• [ASSIGNMENT]:
Continue the disability discrimination decision on the postal sorter complaint, starting right after its last sentence.

== TEXT UNDER STUDY

4.4 In relation to the vacancy for a full time postal sorter in October 2001, it was intended to fill eight vacancies and form a panel from which future vacancies could be filled. Due to an oversight, the Human Resources Unit were mistakenly not advised of the serious offence recorded against the complainant. As a result, this was not taken into consideration when the complainant was interviewed for the position. The complainant was considered for the position on merit and the employees appointed were regarded as more suitable candidates. The issue of the complainant's disability was not considered by the interviewers and was not a factor in their refusal to appoint the complainant. The complainant scored 683.5 points and the success level was 700.5. If the complainant had been successful in the competition and been placed on the panel, his serious offence would have debarred him from appointment as a postal sorter.
4.5 The complainant's complaint relates solely to the position of full time postal sorter in October 2001. The complainant refers to the position of transport coordinator in early 2002. The complainant was not considered for this position because the serious offence awarded to him on 2 November 1998 was still current at the date of the application. The relevant four year period did not run out until 2 November 2002.
4.6 In November 2002, (after the recording of the complainant's serious offence had expired), applications were invited from staff who wished to be considered for inclusion on a panel of reserve drivers. The complainant was amongst those applicants. The complainant underwent the same selection process as other applicants i.e., aptitude test, interview and medical examination. The complainant was successful and is now on the reserve driver's panel.
4.7 The respondent did not discriminate against the complainant on the grounds of disability contrary to section 6, 8 and 31 of the Employment Equality Act, 1998 either directly or indirectly. The respondent requests the Tribunal to dismiss the complainant's claim in full.
5. CONCLUSIONS OF THE EQUALITY OFFICER
5.1 In this case, the complainant alleges that the respondent directly and indirectly discriminated against him on the disability ground in relation to a competition for the post of postal sorter in October 2001 and in relation to access to the competition for transport co-ordinator in 2002. Section 31 of the Act which provides for indirect discrimination has been referred to by the complainant, however, evidence has not been submitted in respect of indirect discrimination. Therefore, in this case, I will consider whether the respondent directly discriminated against the complainant on the disability ground in terms of section 6(g) of the Employment Equality Act, 1998 and in contravention of section 8 of the Act. In making my Decision in this case, I have taken into account all of the evidence, both written and oral, submitted to me by the parties.
5.2 The Labour Court in the case of The Southern Health Board v. Dr. Teresa Mitchell1 considered the extent of the evidential burden which a claimant must discharge before a prima facie case of discrimination on grounds of sex can be made out. It stated that the claimant must:
".... "establish facts" from which it may be presumed that the principle of equal treatment has not been applied to them. This indicates that a claimant must prove, on the balance of probabilities, the primary facts on which they rely in seeking to raise a presumption of unlawful discrimination. It is only if these primary facts are established to the satisfaction of the Court, and they are regarded by the Court as being of sufficient significance to raise a presumption of discrimination, that the onus shifts to the respondent to prove that there was no infringement of the principle of equal treatment."
The Labour Court went on to hold that a prima facie case of discrimination is established if the complainant succeeds in discharging that evidential burden. If the complainant succeeds, the respondent must prove that s/he was not discriminated against on grounds of their sex. If the complainant does not discharge the evidential burden, the complainant cannot succeed.

====
== INFORMATION GIVEN

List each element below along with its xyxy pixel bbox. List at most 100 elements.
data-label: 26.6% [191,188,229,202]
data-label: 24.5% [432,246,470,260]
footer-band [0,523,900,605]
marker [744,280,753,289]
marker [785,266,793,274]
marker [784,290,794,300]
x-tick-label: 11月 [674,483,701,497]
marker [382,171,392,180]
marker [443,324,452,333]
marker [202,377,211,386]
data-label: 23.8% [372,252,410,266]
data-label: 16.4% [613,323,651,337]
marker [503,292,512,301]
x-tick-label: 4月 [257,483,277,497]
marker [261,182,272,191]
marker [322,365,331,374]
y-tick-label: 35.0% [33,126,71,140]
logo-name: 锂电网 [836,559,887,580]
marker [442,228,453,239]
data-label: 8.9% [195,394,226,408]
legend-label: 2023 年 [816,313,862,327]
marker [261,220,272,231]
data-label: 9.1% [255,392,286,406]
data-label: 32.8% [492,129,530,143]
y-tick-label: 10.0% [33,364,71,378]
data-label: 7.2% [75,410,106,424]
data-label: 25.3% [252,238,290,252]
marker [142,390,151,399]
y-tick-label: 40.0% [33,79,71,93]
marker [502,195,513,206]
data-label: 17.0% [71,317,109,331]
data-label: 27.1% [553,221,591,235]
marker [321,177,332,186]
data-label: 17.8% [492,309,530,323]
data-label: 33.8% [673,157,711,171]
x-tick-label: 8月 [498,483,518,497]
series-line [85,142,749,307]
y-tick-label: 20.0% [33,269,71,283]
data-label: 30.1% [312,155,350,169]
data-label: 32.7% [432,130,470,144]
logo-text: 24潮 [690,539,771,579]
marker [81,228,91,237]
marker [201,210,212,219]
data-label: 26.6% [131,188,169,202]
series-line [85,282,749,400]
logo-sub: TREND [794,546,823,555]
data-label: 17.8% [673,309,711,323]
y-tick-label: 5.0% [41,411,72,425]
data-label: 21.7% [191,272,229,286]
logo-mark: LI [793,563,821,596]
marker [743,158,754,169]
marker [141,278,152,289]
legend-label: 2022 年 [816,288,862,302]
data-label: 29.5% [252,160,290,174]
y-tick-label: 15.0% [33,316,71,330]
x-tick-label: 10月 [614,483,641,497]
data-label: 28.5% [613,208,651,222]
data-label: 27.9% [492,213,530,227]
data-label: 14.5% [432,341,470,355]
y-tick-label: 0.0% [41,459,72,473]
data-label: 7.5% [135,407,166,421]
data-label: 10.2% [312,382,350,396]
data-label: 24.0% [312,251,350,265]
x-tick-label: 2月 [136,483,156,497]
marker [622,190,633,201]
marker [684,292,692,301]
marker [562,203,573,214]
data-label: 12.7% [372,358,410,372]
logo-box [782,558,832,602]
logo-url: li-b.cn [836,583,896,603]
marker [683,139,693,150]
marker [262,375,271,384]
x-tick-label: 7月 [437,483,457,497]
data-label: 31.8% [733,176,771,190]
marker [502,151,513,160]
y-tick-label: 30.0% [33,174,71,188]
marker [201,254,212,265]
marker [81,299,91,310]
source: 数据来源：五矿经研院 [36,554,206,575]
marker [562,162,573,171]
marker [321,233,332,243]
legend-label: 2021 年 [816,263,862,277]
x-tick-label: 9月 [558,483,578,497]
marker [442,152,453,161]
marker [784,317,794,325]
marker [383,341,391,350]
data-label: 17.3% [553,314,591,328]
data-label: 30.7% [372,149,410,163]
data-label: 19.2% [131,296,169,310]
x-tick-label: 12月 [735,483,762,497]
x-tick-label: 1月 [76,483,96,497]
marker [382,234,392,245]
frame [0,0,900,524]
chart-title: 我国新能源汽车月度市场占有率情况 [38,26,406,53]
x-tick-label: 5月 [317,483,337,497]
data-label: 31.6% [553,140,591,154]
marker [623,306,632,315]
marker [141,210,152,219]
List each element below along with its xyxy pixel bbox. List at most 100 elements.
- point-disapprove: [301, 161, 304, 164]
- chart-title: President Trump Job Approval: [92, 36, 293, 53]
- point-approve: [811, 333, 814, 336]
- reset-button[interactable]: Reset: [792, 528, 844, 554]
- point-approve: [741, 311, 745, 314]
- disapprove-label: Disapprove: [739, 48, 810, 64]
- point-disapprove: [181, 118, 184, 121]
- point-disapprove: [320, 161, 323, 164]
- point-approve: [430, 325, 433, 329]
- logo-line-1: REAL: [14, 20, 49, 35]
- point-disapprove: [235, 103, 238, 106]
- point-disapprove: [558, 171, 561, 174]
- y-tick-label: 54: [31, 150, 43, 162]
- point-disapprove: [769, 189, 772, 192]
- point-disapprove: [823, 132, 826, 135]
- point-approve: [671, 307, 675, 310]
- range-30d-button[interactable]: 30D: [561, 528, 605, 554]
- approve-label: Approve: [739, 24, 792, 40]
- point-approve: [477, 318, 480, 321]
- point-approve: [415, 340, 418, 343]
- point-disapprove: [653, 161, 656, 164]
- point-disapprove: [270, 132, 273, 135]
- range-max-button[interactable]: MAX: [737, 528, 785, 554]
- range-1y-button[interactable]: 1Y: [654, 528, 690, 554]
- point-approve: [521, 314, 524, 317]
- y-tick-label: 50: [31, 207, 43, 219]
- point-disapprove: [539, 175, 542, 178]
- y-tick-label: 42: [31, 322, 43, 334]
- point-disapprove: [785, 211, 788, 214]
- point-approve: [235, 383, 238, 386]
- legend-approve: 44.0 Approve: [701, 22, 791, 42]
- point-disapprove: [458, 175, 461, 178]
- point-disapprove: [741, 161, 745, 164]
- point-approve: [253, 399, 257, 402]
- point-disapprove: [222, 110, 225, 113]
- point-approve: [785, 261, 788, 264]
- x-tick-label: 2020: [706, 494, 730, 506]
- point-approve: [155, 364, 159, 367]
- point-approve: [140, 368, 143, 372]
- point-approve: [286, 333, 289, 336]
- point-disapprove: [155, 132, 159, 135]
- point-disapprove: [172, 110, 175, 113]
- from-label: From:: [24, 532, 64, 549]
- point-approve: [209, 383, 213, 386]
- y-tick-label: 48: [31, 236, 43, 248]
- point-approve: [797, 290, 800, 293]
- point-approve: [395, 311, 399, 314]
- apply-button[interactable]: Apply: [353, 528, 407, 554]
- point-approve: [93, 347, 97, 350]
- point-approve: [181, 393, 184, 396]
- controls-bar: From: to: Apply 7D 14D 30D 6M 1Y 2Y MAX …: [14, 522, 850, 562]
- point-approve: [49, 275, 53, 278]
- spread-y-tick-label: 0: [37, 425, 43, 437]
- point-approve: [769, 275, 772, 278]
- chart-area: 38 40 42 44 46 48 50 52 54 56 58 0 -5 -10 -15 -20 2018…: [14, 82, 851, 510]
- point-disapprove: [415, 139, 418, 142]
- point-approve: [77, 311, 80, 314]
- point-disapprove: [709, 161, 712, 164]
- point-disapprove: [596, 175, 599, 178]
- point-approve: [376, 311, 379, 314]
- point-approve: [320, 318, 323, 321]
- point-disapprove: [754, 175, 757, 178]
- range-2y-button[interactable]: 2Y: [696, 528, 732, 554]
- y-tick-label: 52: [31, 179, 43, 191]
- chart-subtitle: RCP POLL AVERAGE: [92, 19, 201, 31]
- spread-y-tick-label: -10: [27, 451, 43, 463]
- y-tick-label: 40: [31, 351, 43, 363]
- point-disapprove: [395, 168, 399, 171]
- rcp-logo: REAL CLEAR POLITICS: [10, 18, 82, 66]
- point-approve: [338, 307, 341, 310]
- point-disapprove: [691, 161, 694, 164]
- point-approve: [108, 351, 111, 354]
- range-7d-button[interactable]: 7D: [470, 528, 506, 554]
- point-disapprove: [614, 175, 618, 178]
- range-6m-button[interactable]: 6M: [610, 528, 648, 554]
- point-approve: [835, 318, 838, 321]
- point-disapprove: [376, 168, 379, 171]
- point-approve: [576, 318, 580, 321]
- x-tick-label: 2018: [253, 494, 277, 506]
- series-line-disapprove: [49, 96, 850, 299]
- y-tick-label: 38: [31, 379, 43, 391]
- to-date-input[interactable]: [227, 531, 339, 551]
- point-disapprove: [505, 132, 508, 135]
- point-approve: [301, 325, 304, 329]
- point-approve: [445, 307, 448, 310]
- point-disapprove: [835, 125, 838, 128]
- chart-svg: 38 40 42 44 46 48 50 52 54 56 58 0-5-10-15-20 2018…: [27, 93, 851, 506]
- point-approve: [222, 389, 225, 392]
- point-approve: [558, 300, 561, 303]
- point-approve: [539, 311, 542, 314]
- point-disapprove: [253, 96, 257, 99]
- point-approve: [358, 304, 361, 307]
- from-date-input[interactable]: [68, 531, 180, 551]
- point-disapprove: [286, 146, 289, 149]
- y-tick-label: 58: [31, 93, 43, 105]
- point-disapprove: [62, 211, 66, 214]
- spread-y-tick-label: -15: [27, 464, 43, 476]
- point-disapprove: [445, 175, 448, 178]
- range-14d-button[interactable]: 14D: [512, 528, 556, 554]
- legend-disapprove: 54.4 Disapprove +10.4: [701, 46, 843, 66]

====

• [ANSWER SECTION]:
5.3 More recently, the Labour Court has stated in relation to the burden of proof:
"It is now established in the jurisprudence of this court that in all cases of alleged discrimination a procedural rule for the shifting of the probative burden similar to that contained in the European Communities (Burden of Proof in Gender Discrimination Cases) Regulations 2001 (S.I. No. 337 of 2001) should be applied. The test for determining when the burden of proof shifts is that formulated by this Court in Mitchell v. Southern Health Board [2001] ELR201. This places the evidential burden on the complainant to establish the primary facts on which they rely and to satisfy the Court that those facts are of sufficient significance to raise an inference of discrimination. If these two limbs of the test are satisfied the onus shifts to the respondent to prove that the principle of equal treatment was not infringed."2
5.4 I will firstly consider the issue of whether the complainant has established a prima facie case of direct discrimination on the disability ground. Section 6(1) of the Employment Equality Act, 1998 provides that:
"Discrimination shall be taken to occur where, on any of the grounds mentioned in subsection (2) (in this Act referred to as "the discriminatory grounds"), one person is treated less favourably than another is, has been or would be treated."
Section 6(2) provides that as between any two persons, the discriminatory grounds are, inter alia:
(g) that one is a person with a disability and the other either is not or is a person
with a different disability (in this Act referred to as "the disability ground"),
5.5 It is not disputed by the respondent that the complainant has a disability within the meaning of the Employment Equality Act, 1998. The complainant alleges that in October 2001, he was discriminated against when he was unsuccessful in the competition for postal sorter. The complainant also alleges that in June 2002, he was also discriminated against in that he was refused access to a competition for the post of full time transport co-ordinator on the basis of his disability. The respondent denies the allegation of discrimination in relation to the first competition and submits that the complainant was mistakenly allowed to compete as Human Resources in the division which was recruiting were not advised of a serious offence recorded against the complainant which prohibited him from applying for competitions for a four year period from 1998. The respondent also denies the allegation of discrimination in relation to the second competition and submits that there was no discrimination as the complainant was at that time still prohibited from applying for competitions because of the serious offence recorded against him in 1998.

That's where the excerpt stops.